▶ [To be done]
Every line below should be copied exactly; drop the pictures.

▶ [Data for this task]
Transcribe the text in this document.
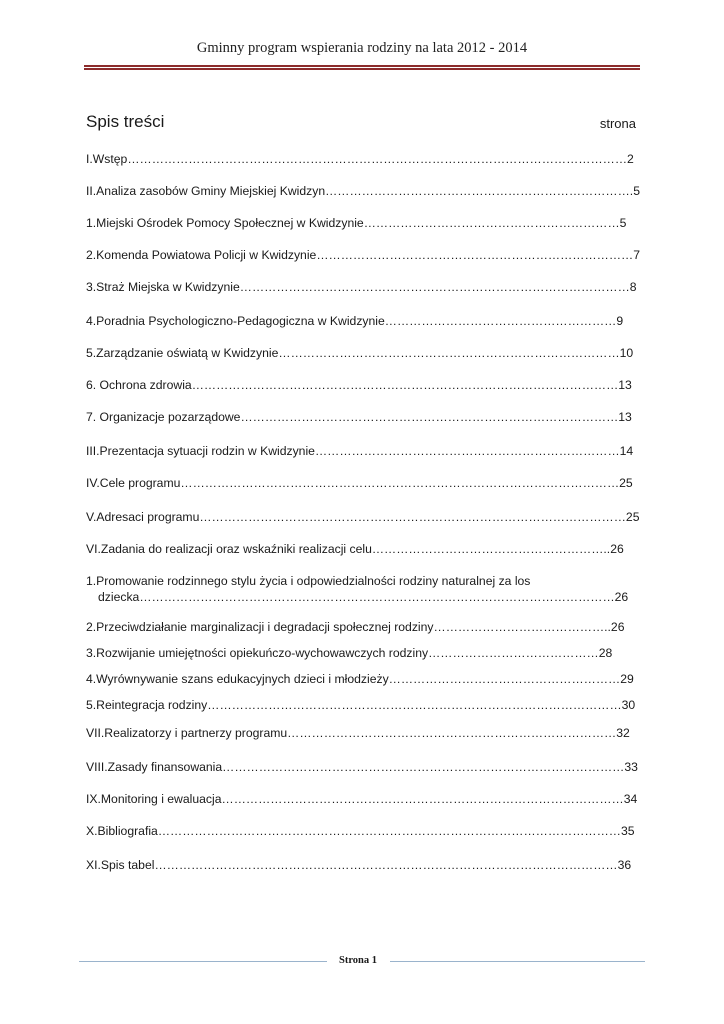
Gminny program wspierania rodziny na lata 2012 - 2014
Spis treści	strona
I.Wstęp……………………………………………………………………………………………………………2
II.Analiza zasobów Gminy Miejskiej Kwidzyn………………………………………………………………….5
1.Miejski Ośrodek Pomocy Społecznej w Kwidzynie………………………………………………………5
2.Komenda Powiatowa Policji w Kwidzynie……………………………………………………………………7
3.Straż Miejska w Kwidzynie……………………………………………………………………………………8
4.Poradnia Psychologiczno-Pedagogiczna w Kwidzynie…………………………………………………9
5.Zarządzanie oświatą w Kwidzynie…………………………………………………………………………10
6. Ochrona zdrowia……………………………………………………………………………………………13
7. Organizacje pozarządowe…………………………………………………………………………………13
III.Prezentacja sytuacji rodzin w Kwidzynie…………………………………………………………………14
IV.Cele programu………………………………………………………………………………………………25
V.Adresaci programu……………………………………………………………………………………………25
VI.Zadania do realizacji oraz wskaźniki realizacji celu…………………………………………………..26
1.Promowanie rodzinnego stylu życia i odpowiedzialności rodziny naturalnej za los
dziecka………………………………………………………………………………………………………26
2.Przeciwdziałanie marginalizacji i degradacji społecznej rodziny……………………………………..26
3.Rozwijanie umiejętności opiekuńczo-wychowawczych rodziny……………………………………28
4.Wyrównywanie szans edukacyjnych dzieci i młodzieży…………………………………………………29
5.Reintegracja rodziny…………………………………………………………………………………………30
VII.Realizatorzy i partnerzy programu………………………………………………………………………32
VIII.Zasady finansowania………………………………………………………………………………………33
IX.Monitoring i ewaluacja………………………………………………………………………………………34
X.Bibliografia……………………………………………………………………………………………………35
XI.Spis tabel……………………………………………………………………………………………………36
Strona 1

▶ [Response below]
Transcribe the text in this document.
Gminny program wspierania rodziny na lata 2012 - 2014
Spis treści	strona
I.Wstęp……………………………………………………………………………………………………………2
II.Analiza zasobów Gminy Miejskiej Kwidzyn………………………………………………………………….5
1.Miejski Ośrodek Pomocy Społecznej w Kwidzynie………………………………………………………5
2.Komenda Powiatowa Policji w Kwidzynie……………………………………………………………………7
3.Straż Miejska w Kwidzynie……………………………………………………………………………………8
4.Poradnia Psychologiczno-Pedagogiczna w Kwidzynie…………………………………………………9
5.Zarządzanie oświatą w Kwidzynie…………………………………………………………………………10
6. Ochrona zdrowia……………………………………………………………………………………………13
7. Organizacje pozarządowe…………………………………………………………………………………13
III.Prezentacja sytuacji rodzin w Kwidzynie…………………………………………………………………14
IV.Cele programu………………………………………………………………………………………………25
V.Adresaci programu……………………………………………………………………………………………25
VI.Zadania do realizacji oraz wskaźniki realizacji celu…………………………………………………..26
1.Promowanie rodzinnego stylu życia i odpowiedzialności rodziny naturalnej za los
dziecka………………………………………………………………………………………………………26
2.Przeciwdziałanie marginalizacji i degradacji społecznej rodziny……………………………………..26
3.Rozwijanie umiejętności opiekuńczo-wychowawczych rodziny……………………………………28
4.Wyrównywanie szans edukacyjnych dzieci i młodzieży…………………………………………………29
5.Reintegracja rodziny…………………………………………………………………………………………30
VII.Realizatorzy i partnerzy programu………………………………………………………………………32
VIII.Zasady finansowania………………………………………………………………………………………33
IX.Monitoring i ewaluacja………………………………………………………………………………………34
X.Bibliografia……………………………………………………………………………………………………35
XI.Spis tabel……………………………………………………………………………………………………36
Strona 1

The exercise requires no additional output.